Tasks to perform -
A: In the CI pipeline documentation, which file defines CI?
B: Pick up the CI pipeline documentation after its last line and continue it.

Selected excerpt -
## Start
CI validates the production shell entrypoints that directly affect boot, service build, first-boot validation, MOK generation, and release verification. The repo-root make shellcheck target covers the broader repo-owned script set, including .github/scripts/*.sh, files/scripts/*.sh, and files/system/usr/libexec/secure-ai/*.sh.

CI Pipeline

CI is defined in .github/workflows/ci.yml and runs on every push and pull request.

Steps:

  1. Build and test all 9 Go services (go test -race ./...)
  2. Lint Python (py_compile for all service modules including agent)
  3. Run Python tests (pytest tests/) split into unit/integration and adversarial/acceptance gates
  4. Run Ruff, Bandit, mypy, dependency audits, and vulnerability waiver checks
  5. Lint shell scripts with ShellCheck
  6. Lint container build files with Hadolint and repo-owned app-security rules with Semgrep
  7. Validate YAML configs (policy, agent, recipes)
  8. Verify action pins, container image pins, docs consistency, line endings, and image references
  9. Supply chain verification: SBOM generation via pinned Anchore action, cosign availability, and release/build provenance validation

Test Categories

Category Description Examples
Unit Isolated function/method tests Hash verification, policy rule parsing
Integration Multi-component interaction tests Pipeline stage sequencing, service auth flow
Security Validates security invariants hold Injection detection, PII stripping, fail-closed behavior

Running Tests Locally

Go tests

cd services/registry && go test ./...
## End
[Stored data entries]
## Start
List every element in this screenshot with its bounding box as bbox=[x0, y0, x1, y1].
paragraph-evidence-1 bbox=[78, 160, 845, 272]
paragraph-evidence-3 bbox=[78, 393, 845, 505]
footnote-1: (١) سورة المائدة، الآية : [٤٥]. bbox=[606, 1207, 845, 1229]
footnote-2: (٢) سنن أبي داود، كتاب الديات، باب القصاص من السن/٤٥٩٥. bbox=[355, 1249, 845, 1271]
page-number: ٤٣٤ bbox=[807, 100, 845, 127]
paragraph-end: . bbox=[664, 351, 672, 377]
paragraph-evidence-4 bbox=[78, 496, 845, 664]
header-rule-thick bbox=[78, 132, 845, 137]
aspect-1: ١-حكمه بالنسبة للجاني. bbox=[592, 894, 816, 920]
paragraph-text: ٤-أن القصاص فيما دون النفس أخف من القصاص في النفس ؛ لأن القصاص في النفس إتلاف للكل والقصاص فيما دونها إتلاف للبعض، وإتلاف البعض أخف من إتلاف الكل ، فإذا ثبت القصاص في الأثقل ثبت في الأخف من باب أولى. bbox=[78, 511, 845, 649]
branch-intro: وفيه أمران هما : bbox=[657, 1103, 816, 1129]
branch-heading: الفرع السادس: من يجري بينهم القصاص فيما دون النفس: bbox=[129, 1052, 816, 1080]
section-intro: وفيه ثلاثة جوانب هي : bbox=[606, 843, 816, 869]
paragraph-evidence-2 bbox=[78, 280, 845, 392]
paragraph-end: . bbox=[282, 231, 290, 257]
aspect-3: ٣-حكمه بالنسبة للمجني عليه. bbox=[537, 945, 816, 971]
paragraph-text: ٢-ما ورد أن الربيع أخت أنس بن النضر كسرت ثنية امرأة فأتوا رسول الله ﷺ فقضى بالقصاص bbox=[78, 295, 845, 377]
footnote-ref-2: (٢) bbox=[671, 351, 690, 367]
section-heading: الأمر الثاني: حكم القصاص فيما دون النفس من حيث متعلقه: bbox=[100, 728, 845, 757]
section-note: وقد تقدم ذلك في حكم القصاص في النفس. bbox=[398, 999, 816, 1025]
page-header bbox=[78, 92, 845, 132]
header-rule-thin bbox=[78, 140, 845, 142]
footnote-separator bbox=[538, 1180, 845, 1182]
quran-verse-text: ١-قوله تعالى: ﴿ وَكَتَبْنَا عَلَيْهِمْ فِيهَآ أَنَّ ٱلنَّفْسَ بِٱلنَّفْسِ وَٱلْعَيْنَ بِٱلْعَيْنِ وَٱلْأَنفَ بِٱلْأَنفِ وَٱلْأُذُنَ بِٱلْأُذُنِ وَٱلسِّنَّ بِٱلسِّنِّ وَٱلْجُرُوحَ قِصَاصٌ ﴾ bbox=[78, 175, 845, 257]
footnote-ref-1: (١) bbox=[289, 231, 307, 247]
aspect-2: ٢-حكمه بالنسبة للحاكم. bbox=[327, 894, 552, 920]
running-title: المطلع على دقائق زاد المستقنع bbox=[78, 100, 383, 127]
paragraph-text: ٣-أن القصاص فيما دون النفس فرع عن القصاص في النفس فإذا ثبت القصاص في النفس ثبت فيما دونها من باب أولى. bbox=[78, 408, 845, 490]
## End
Answers to each task -
A: .github/workflows/ci.yml

B:
cd services/tool-firewall && go test ./...
cd services/airlock && go test ./...
cd services/gpu-integrity-watch && go test ./...
cd services/mcp-firewall && go test ./...
cd services/policy-engine && go test ./...
cd services/runtime-attestor && go test ./...
cd services/integrity-monitor && go test ./...
cd services/incident-recorder && go test ./...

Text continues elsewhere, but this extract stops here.